____ SUPPLIED INFORMATION
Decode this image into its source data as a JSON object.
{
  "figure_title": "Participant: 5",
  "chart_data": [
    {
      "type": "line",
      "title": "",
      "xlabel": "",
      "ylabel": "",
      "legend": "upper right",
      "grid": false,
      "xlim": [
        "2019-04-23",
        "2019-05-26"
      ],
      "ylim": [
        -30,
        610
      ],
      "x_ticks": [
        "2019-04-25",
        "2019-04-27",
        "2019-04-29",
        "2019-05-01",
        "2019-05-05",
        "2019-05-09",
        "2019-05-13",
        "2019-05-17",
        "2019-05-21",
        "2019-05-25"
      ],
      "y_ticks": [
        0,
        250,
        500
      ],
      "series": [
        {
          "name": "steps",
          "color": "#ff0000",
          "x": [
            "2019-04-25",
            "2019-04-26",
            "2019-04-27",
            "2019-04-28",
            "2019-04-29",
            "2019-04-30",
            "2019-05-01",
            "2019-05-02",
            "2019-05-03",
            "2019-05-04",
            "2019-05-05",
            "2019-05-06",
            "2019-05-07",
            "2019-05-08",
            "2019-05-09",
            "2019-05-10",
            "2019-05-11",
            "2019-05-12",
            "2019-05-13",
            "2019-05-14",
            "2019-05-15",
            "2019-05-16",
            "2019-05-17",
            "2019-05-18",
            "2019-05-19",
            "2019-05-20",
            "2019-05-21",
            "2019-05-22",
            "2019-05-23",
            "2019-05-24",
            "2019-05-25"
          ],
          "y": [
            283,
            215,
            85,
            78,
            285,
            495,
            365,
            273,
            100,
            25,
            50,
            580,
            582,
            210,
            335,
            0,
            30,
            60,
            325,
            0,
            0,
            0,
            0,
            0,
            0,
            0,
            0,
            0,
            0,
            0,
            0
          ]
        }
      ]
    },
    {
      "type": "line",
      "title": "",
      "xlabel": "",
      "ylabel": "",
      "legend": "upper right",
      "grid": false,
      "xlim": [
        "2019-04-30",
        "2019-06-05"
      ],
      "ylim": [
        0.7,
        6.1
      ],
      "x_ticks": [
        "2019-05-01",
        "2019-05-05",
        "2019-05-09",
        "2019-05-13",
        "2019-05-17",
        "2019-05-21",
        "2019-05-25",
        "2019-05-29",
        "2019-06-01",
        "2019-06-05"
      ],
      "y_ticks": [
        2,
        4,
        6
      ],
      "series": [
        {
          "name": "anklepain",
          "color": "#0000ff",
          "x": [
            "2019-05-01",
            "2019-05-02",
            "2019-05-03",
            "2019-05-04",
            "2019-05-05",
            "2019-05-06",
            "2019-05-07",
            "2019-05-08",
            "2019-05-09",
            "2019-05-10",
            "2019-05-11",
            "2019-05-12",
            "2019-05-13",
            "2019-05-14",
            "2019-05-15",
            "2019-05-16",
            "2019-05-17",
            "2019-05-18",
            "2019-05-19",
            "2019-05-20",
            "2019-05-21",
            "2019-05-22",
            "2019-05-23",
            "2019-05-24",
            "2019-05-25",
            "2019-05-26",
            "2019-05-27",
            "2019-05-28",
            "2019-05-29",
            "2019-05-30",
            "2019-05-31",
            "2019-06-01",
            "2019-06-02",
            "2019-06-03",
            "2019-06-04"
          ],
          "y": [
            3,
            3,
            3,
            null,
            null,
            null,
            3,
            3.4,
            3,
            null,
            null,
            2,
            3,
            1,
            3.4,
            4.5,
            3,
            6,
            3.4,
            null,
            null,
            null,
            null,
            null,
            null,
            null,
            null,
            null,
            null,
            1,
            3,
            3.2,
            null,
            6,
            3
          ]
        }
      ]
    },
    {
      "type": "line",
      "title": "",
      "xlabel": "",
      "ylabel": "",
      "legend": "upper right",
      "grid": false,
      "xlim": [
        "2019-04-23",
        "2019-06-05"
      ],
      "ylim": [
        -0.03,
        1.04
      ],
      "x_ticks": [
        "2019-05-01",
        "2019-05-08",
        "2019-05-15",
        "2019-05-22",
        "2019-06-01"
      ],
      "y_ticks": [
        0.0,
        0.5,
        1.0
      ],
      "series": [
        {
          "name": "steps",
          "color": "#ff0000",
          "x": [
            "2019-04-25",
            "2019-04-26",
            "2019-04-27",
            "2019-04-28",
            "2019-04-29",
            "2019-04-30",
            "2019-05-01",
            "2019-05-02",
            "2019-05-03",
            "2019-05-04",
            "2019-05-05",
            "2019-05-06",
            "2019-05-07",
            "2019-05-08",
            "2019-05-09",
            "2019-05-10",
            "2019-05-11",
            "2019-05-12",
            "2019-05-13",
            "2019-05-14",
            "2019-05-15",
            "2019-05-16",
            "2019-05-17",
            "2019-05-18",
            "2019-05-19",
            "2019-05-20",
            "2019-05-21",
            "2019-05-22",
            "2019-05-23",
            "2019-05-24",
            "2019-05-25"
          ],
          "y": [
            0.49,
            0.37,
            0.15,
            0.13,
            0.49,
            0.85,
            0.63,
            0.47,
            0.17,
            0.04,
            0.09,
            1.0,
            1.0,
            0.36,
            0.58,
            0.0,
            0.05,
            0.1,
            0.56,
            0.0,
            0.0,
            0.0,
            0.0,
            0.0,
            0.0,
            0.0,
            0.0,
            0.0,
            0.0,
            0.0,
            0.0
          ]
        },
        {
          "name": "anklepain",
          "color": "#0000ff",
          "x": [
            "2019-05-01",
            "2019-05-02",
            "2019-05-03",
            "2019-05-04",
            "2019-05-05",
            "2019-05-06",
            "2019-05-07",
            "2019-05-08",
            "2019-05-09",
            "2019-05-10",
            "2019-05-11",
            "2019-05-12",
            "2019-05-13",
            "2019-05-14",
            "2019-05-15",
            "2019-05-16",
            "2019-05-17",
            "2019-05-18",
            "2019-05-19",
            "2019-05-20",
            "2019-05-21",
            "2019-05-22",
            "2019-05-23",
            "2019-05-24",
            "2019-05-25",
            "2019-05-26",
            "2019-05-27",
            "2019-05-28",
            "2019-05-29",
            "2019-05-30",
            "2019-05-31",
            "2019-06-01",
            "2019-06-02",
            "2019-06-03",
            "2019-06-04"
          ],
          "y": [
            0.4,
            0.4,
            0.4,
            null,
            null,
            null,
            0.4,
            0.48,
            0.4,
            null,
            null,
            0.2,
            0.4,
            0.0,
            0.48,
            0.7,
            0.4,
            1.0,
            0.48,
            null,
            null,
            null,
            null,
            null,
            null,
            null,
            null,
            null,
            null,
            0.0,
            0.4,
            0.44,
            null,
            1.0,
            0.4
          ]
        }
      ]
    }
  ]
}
________
GIVEN EXERCISE = Reproduce the material verbatim, line by line.

FINISHED EXERCISE =
Decode this image into its source data as a JSON object.
{
  "figure_title": "Participant: 5",
  "chart_data": [
    {
      "type": "line",
      "title": "",
      "xlabel": "",
      "ylabel": "",
      "legend": "upper right",
      "grid": false,
      "xlim": [
        "2019-04-23",
        "2019-05-26"
      ],
      "ylim": [
        -30,
        610
      ],
      "x_ticks": [
        "2019-04-25",
        "2019-04-27",
        "2019-04-29",
        "2019-05-01",
        "2019-05-05",
        "2019-05-09",
        "2019-05-13",
        "2019-05-17",
        "2019-05-21",
        "2019-05-25"
      ],
      "y_ticks": [
        0,
        250,
        500
      ],
      "series": [
        {
          "name": "steps",
          "color": "#ff0000",
          "x": [
            "2019-04-25",
            "2019-04-26",
            "2019-04-27",
            "2019-04-28",
            "2019-04-29",
            "2019-04-30",
            "2019-05-01",
            "2019-05-02",
            "2019-05-03",
            "2019-05-04",
            "2019-05-05",
            "2019-05-06",
            "2019-05-07",
            "2019-05-08",
            "2019-05-09",
            "2019-05-10",
            "2019-05-11",
            "2019-05-12",
            "2019-05-13",
            "2019-05-14",
            "2019-05-15",
            "2019-05-16",
            "2019-05-17",
            "2019-05-18",
            "2019-05-19",
            "2019-05-20",
            "2019-05-21",
            "2019-05-22",
            "2019-05-23",
            "2019-05-24",
            "2019-05-25"
          ],
          "y": [
            283,
            215,
            85,
            78,
            285,
            495,
            365,
            273,
            100,
            25,
            50,
            580,
            582,
            210,
            335,
            0,
            30,
            60,
            325,
            0,
            0,
            0,
            0,
            0,
            0,
            0,
            0,
            0,
            0,
            0,
            0
          ]
        }
      ]
    },
    {
      "type": "line",
      "title": "",
      "xlabel": "",
      "ylabel": "",
      "legend": "upper right",
      "grid": false,
      "xlim": [
        "2019-04-30",
        "2019-06-05"
      ],
      "ylim": [
        0.7,
        6.1
      ],
      "x_ticks": [
        "2019-05-01",
        "2019-05-05",
        "2019-05-09",
        "2019-05-13",
        "2019-05-17",
        "2019-05-21",
        "2019-05-25",
        "2019-05-29",
        "2019-06-01",
        "2019-06-05"
      ],
      "y_ticks": [
        2,
        4,
        6
      ],
      "series": [
        {
          "name": "anklepain",
          "color": "#0000ff",
          "x": [
            "2019-05-01",
            "2019-05-02",
            "2019-05-03",
            "2019-05-04",
            "2019-05-05",
            "2019-05-06",
            "2019-05-07",
            "2019-05-08",
            "2019-05-09",
            "2019-05-10",
            "2019-05-11",
            "2019-05-12",
            "2019-05-13",
            "2019-05-14",
            "2019-05-15",
            "2019-05-16",
            "2019-05-17",
            "2019-05-18",
            "2019-05-19",
            "2019-05-20",
            "2019-05-21",
            "2019-05-22",
            "2019-05-23",
            "2019-05-24",
            "2019-05-25",
            "2019-05-26",
            "2019-05-27",
            "2019-05-28",
            "2019-05-29",
            "2019-05-30",
            "2019-05-31",
            "2019-06-01",
            "2019-06-02",
            "2019-06-03",
            "2019-06-04"
          ],
          "y": [
            3,
            3,
            3,
            null,
            null,
            null,
            3,
            3.4,
            3,
            null,
            null,
            2,
            3,
            1,
            3.4,
            4.5,
            3,
            6,
            3.4,
            null,
            null,
            null,
            null,
            null,
            null,
            null,
            null,
            null,
            null,
            1,
            3,
            3.2,
            null,
            6,
            3
          ]
        }
      ]
    },
    {
      "type": "line",
      "title": "",
      "xlabel": "",
      "ylabel": "",
      "legend": "upper right",
      "grid": false,
      "xlim": [
        "2019-04-23",
        "2019-06-05"
      ],
      "ylim": [
        -0.03,
        1.04
      ],
      "x_ticks": [
        "2019-05-01",
        "2019-05-08",
        "2019-05-15",
        "2019-05-22",
        "2019-06-01"
      ],
      "y_ticks": [
        0.0,
        0.5,
        1.0
      ],
      "series": [
        {
          "name": "steps",
          "color": "#ff0000",
          "x": [
            "2019-04-25",
            "2019-04-26",
            "2019-04-27",
            "2019-04-28",
            "2019-04-29",
            "2019-04-30",
            "2019-05-01",
            "2019-05-02",
            "2019-05-03",
            "2019-05-04",
            "2019-05-05",
            "2019-05-06",
            "2019-05-07",
            "2019-05-08",
            "2019-05-09",
            "2019-05-10",
            "2019-05-11",
            "2019-05-12",
            "2019-05-13",
            "2019-05-14",
            "2019-05-15",
            "2019-05-16",
            "2019-05-17",
            "2019-05-18",
            "2019-05-19",
            "2019-05-20",
            "2019-05-21",
            "2019-05-22",
            "2019-05-23",
            "2019-05-24",
            "2019-05-25"
          ],
          "y": [
            0.49,
            0.37,
            0.15,
            0.13,
            0.49,
            0.85,
            0.63,
            0.47,
            0.17,
            0.04,
            0.09,
            1.0,
            1.0,
            0.36,
            0.58,
            0.0,
            0.05,
            0.1,
            0.56,
            0.0,
            0.0,
            0.0,
            0.0,
            0.0,
            0.0,
            0.0,
            0.0,
            0.0,
            0.0,
            0.0,
            0.0
          ]
        },
        {
          "name": "anklepain",
          "color": "#0000ff",
          "x": [
            "2019-05-01",
            "2019-05-02",
            "2019-05-03",
            "2019-05-04",
            "2019-05-05",
            "2019-05-06",
            "2019-05-07",
            "2019-05-08",
            "2019-05-09",
            "2019-05-10",
            "2019-05-11",
            "2019-05-12",
            "2019-05-13",
            "2019-05-14",
            "2019-05-15",
            "2019-05-16",
            "2019-05-17",
            "2019-05-18",
            "2019-05-19",
            "2019-05-20",
            "2019-05-21",
            "2019-05-22",
            "2019-05-23",
            "2019-05-24",
            "2019-05-25",
            "2019-05-26",
            "2019-05-27",
            "2019-05-28",
            "2019-05-29",
            "2019-05-30",
            "2019-05-31",
            "2019-06-01",
            "2019-06-02",
            "2019-06-03",
            "2019-06-04"
          ],
          "y": [
            0.4,
            0.4,
            0.4,
            null,
            null,
            null,
            0.4,
            0.48,
            0.4,
            null,
            null,
            0.2,
            0.4,
            0.0,
            0.48,
            0.7,
            0.4,
            1.0,
            0.48,
            null,
            null,
            null,
            null,
            null,
            null,
            null,
            null,
            null,
            null,
            0.0,
            0.4,
            0.44,
            null,
            1.0,
            0.4
          ]
        }
      ]
    }
  ]
}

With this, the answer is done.